** BEGIN **

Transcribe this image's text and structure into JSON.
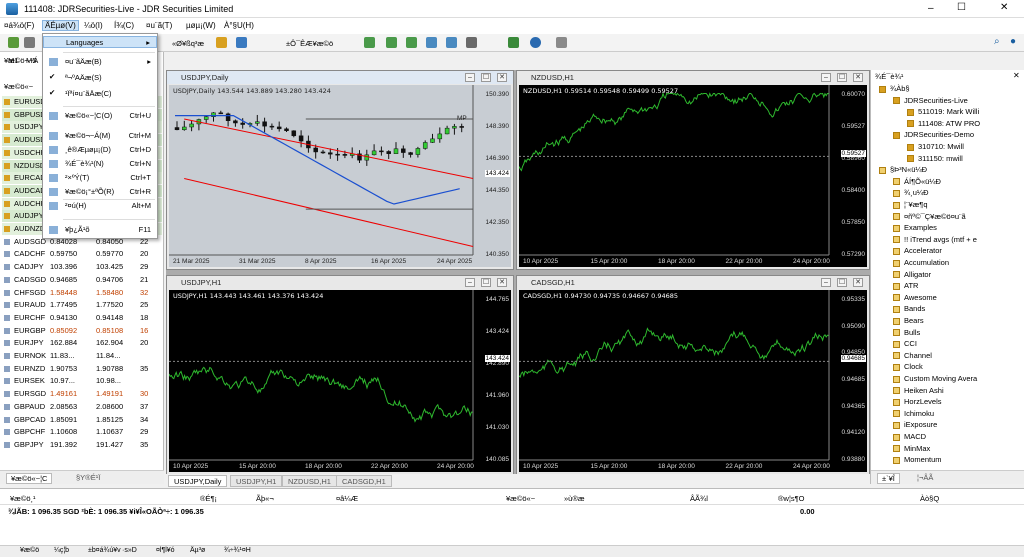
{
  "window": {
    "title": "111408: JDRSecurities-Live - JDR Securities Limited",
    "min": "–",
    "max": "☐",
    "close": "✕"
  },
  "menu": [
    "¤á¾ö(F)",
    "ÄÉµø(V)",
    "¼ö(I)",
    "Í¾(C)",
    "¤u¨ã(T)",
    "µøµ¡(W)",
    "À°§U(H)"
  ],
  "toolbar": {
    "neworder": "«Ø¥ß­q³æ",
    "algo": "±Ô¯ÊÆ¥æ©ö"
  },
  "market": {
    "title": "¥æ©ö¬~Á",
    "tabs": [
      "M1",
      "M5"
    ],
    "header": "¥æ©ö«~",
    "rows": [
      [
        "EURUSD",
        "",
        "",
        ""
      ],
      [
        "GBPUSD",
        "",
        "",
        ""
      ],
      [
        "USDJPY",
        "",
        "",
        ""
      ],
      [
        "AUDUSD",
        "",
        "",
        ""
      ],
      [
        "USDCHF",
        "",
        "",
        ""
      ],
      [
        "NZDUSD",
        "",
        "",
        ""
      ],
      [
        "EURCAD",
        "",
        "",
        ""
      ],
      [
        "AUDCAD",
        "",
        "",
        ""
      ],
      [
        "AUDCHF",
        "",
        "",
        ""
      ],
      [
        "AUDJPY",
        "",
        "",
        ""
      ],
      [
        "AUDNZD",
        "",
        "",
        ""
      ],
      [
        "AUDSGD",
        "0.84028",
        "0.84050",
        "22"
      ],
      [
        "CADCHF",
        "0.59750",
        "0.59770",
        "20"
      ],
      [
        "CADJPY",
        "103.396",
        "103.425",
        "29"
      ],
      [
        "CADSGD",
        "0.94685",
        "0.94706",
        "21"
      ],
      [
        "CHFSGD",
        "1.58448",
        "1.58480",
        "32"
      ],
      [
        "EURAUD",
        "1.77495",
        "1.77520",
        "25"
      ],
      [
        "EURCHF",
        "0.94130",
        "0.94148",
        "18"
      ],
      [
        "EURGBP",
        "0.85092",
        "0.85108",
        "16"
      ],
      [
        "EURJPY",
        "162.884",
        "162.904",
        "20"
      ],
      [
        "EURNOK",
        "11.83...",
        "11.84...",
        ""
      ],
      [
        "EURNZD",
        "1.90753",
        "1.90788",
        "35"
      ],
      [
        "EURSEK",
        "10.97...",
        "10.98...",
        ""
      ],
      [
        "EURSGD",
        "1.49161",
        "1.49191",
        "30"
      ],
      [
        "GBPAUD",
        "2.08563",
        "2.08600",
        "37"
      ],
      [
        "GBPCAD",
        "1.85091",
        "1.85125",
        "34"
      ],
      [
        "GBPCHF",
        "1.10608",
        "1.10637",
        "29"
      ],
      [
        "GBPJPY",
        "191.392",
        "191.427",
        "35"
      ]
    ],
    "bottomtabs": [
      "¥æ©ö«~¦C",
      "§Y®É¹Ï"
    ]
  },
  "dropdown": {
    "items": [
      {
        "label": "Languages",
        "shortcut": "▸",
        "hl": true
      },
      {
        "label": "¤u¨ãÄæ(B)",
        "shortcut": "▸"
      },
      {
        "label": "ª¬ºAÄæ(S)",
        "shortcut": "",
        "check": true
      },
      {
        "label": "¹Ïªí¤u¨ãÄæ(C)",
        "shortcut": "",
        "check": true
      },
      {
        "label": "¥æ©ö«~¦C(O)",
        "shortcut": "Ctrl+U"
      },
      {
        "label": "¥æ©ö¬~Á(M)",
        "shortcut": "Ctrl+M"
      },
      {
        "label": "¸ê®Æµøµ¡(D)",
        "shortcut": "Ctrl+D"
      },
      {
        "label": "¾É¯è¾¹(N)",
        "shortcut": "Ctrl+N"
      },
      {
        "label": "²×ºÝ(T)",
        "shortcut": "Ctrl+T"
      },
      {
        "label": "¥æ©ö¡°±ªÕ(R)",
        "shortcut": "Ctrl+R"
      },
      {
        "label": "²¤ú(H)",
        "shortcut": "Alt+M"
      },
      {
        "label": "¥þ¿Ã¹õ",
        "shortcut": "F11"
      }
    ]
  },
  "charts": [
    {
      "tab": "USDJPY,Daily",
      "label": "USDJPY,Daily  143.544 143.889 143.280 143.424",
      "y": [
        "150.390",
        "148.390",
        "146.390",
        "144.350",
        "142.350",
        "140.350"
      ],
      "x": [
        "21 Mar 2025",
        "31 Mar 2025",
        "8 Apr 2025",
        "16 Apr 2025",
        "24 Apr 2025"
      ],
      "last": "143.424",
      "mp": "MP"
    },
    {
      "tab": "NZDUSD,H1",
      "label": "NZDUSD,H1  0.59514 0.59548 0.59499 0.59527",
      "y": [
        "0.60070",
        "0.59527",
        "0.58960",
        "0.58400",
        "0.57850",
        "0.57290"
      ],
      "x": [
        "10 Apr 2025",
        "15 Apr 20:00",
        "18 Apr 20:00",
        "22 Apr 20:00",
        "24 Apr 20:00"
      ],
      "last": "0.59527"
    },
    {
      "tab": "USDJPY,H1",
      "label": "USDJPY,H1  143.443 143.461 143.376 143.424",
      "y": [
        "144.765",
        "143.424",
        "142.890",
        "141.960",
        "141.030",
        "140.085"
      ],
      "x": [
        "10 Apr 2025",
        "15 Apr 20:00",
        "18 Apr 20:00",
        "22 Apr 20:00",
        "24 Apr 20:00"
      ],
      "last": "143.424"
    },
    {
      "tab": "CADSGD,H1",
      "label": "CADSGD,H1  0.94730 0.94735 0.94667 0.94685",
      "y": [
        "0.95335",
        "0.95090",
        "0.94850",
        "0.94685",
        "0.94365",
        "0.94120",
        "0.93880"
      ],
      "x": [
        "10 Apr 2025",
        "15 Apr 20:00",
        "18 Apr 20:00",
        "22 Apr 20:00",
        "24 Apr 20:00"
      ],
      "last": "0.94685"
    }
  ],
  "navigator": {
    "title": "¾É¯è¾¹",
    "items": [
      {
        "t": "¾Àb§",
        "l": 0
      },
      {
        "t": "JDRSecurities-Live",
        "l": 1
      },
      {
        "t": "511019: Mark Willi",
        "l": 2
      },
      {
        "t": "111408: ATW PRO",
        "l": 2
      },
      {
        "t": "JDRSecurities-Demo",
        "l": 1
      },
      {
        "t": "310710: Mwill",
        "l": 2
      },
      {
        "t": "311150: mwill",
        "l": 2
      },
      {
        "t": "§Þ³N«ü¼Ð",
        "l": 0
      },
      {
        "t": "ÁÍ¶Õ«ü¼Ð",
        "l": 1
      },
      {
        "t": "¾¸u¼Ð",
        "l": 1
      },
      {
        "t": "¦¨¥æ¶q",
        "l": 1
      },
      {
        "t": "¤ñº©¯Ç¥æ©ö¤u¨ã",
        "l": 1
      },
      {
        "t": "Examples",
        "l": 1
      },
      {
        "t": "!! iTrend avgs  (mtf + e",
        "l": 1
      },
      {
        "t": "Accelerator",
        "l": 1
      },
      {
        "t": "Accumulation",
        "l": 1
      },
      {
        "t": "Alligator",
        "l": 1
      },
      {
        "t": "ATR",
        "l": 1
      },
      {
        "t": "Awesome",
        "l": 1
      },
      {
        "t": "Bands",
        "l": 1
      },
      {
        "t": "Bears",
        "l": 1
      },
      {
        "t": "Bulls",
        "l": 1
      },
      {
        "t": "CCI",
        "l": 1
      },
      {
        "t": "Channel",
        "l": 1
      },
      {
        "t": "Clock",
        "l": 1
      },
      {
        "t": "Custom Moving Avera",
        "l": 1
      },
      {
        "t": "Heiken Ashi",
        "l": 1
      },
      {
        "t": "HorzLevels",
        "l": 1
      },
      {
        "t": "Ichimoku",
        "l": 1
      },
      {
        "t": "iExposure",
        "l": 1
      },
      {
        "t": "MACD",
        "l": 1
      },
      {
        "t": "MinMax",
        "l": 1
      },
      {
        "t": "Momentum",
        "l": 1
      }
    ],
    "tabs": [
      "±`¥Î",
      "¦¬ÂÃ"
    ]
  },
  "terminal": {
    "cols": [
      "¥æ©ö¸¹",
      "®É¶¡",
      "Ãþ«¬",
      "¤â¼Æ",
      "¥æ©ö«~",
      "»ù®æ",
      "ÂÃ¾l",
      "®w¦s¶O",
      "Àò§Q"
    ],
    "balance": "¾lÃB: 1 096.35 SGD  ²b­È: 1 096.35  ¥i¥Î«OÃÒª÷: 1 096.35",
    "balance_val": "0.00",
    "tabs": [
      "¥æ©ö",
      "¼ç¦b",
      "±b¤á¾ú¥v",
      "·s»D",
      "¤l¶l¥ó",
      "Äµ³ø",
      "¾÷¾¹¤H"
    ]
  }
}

** END **
** BEGIN **

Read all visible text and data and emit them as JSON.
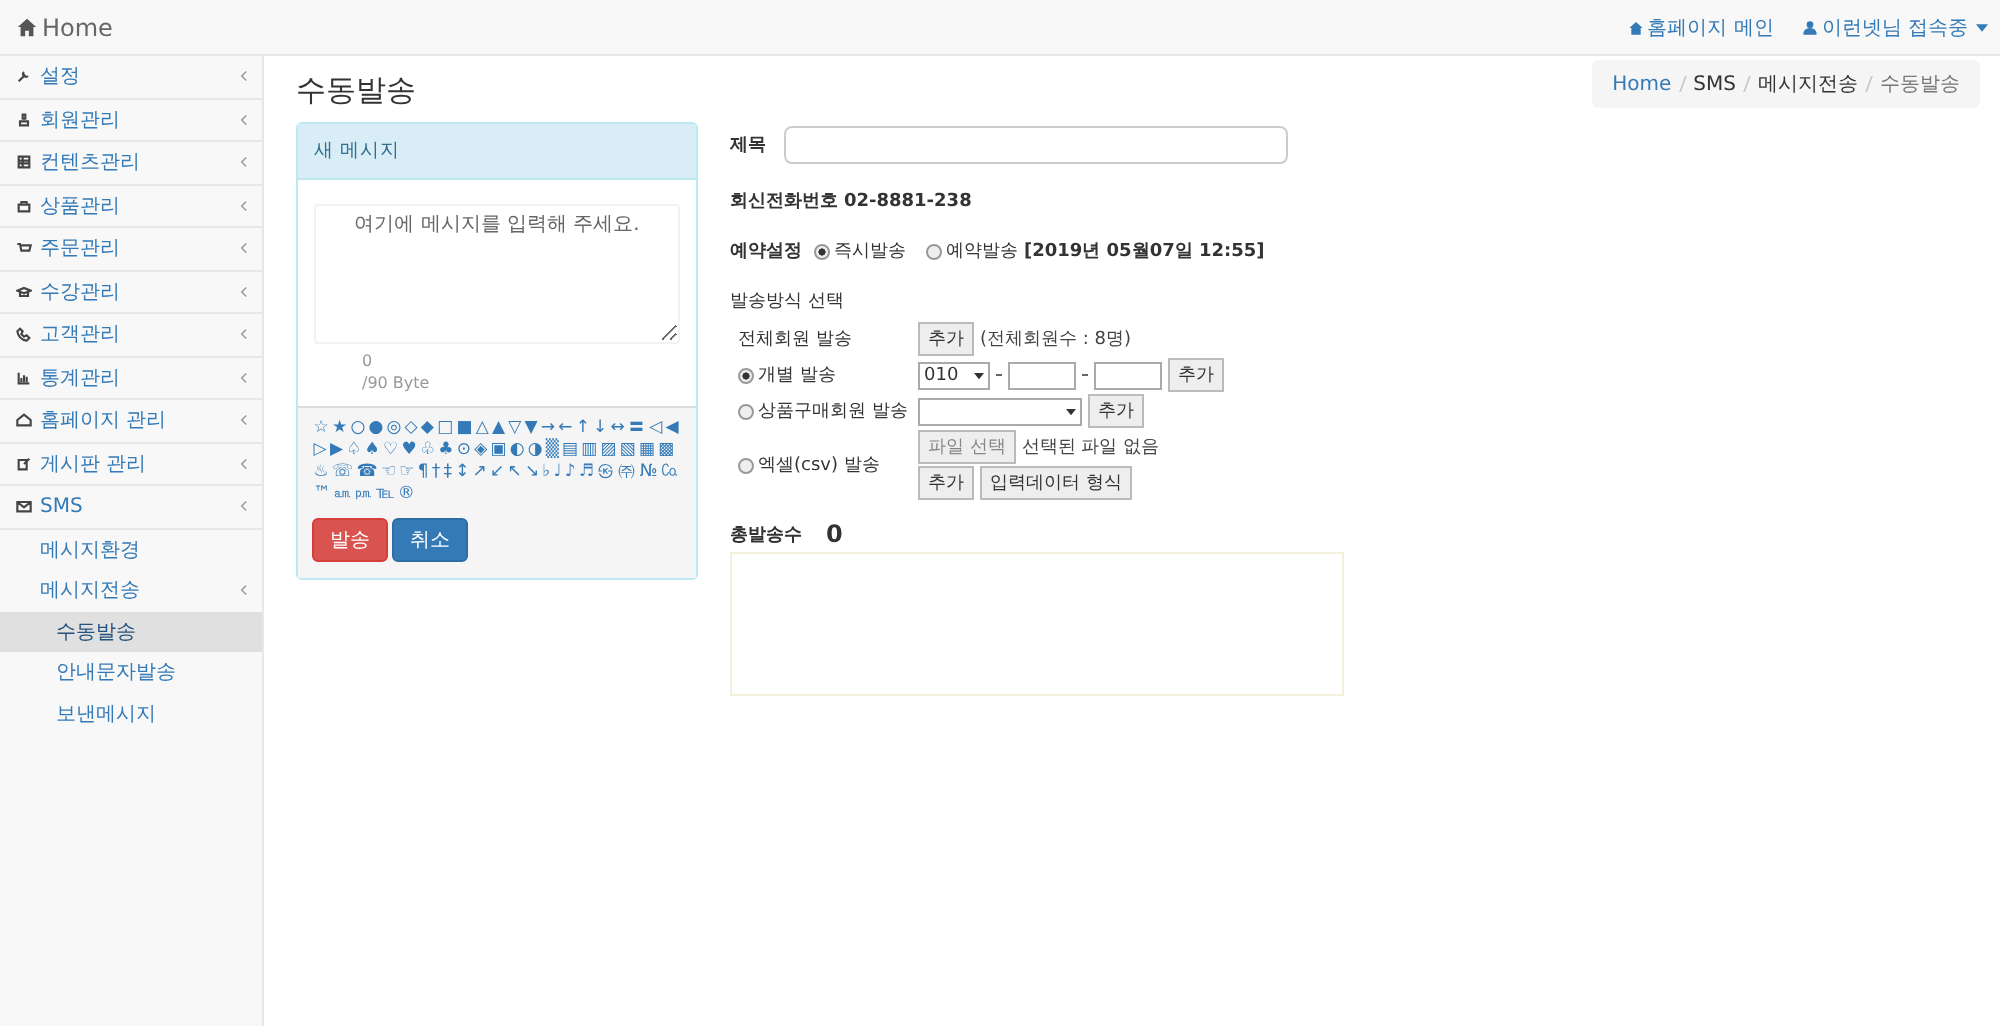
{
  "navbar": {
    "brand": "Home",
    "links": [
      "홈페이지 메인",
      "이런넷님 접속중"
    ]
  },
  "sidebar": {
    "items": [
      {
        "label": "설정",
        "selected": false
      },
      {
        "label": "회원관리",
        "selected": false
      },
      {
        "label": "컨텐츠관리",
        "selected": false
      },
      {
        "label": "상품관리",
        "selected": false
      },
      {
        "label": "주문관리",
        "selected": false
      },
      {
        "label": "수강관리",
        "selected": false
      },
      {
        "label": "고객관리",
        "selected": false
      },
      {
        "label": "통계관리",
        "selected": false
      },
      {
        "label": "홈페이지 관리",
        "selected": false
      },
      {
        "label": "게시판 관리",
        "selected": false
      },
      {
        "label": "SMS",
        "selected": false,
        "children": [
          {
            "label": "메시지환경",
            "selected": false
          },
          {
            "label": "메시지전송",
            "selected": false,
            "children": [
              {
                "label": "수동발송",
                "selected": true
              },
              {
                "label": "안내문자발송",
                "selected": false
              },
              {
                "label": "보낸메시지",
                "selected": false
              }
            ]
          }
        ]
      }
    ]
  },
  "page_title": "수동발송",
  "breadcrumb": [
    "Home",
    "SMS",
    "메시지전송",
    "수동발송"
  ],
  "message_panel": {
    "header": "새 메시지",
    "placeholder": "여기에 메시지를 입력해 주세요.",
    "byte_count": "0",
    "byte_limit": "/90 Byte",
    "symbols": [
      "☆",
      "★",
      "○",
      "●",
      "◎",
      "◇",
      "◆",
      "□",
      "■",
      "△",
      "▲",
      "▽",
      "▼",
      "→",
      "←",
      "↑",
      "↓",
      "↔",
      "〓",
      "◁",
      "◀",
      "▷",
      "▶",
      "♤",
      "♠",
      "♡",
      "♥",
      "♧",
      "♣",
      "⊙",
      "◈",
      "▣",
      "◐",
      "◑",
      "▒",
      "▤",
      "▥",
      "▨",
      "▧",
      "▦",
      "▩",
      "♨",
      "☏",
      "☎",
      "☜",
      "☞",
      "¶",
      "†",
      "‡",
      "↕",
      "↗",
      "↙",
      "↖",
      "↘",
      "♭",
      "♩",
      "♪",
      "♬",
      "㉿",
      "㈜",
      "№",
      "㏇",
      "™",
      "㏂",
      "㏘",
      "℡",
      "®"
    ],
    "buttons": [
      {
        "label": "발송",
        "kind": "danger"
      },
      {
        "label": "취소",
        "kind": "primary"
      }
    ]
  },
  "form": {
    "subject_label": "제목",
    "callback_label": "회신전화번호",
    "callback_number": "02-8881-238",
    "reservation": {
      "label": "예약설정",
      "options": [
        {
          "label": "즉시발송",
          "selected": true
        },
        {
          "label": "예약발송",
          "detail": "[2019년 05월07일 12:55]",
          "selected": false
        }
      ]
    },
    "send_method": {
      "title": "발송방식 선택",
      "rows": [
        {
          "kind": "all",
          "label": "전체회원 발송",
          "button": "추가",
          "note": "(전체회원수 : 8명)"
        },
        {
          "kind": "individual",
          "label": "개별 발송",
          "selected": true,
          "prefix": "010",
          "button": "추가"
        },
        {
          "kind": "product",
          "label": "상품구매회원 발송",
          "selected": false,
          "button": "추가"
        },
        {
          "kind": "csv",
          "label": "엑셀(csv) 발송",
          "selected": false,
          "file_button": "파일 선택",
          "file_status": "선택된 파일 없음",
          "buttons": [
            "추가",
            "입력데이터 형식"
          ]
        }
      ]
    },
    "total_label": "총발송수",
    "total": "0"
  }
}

** END **

* GIVEN EXERCISE *
Gather every line containing the word "last" and copy it.

* EXPECTED OUTPUT *
      "last": "143.424",
      "last": "0.59527"
      "last": "143.424"
      "last": "0.94685"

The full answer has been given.